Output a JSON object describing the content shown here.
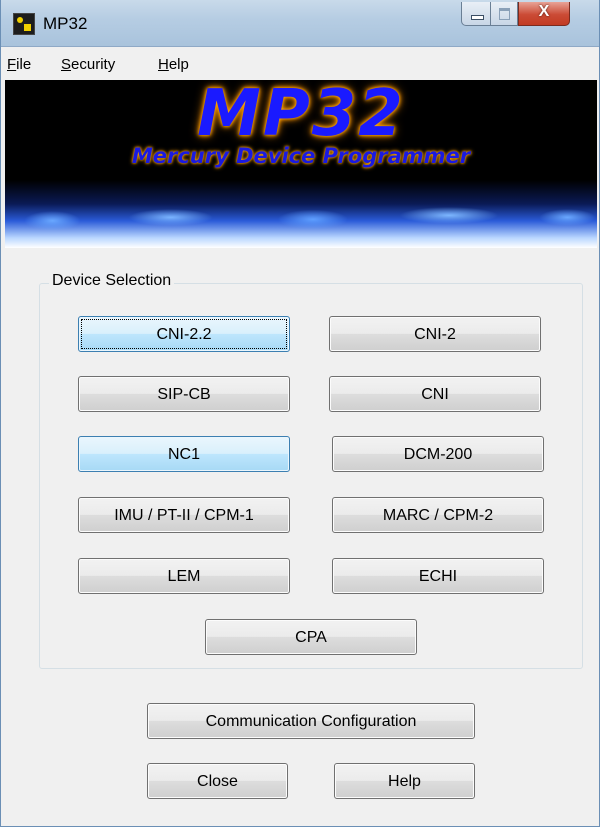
{
  "window": {
    "title": "MP32",
    "close_glyph": "X"
  },
  "menu": {
    "items": [
      {
        "accel": "F",
        "rest": "ile"
      },
      {
        "accel": "S",
        "rest": "ecurity"
      },
      {
        "accel": "H",
        "rest": "elp"
      }
    ]
  },
  "banner": {
    "title": "MP32",
    "subtitle": "Mercury Device Programmer"
  },
  "device_selection": {
    "label": "Device Selection",
    "buttons": [
      "CNI-2.2",
      "CNI-2",
      "SIP-CB",
      "CNI",
      "NC1",
      "DCM-200",
      "IMU / PT-II / CPM-1",
      "MARC / CPM-2",
      "LEM",
      "ECHI",
      "CPA"
    ]
  },
  "actions": {
    "communication_configuration": "Communication Configuration",
    "close": "Close",
    "help": "Help"
  },
  "icons": {
    "app": "mp32-app-icon",
    "minimize": "minimize-icon",
    "maximize": "maximize-icon",
    "close": "close-icon"
  },
  "colors": {
    "title_bar": "#b6cde3",
    "close_button": "#cb4b35",
    "hot_button": "#bee6fd",
    "banner_text": "#1a1aff",
    "banner_glow": "#ffb000"
  }
}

# Exercise aim
Copy all the data exactly as written, but skip any picture.

# Exercise output
Output a JSON object describing the content shown here.
{
  "window": {
    "title": "MP32",
    "close_glyph": "X"
  },
  "menu": {
    "items": [
      {
        "accel": "F",
        "rest": "ile"
      },
      {
        "accel": "S",
        "rest": "ecurity"
      },
      {
        "accel": "H",
        "rest": "elp"
      }
    ]
  },
  "banner": {
    "title": "MP32",
    "subtitle": "Mercury Device Programmer"
  },
  "device_selection": {
    "label": "Device Selection",
    "buttons": [
      "CNI-2.2",
      "CNI-2",
      "SIP-CB",
      "CNI",
      "NC1",
      "DCM-200",
      "IMU / PT-II / CPM-1",
      "MARC / CPM-2",
      "LEM",
      "ECHI",
      "CPA"
    ]
  },
  "actions": {
    "communication_configuration": "Communication Configuration",
    "close": "Close",
    "help": "Help"
  },
  "icons": {
    "app": "mp32-app-icon",
    "minimize": "minimize-icon",
    "maximize": "maximize-icon",
    "close": "close-icon"
  },
  "colors": {
    "title_bar": "#b6cde3",
    "close_button": "#cb4b35",
    "hot_button": "#bee6fd",
    "banner_text": "#1a1aff",
    "banner_glow": "#ffb000"
  }
}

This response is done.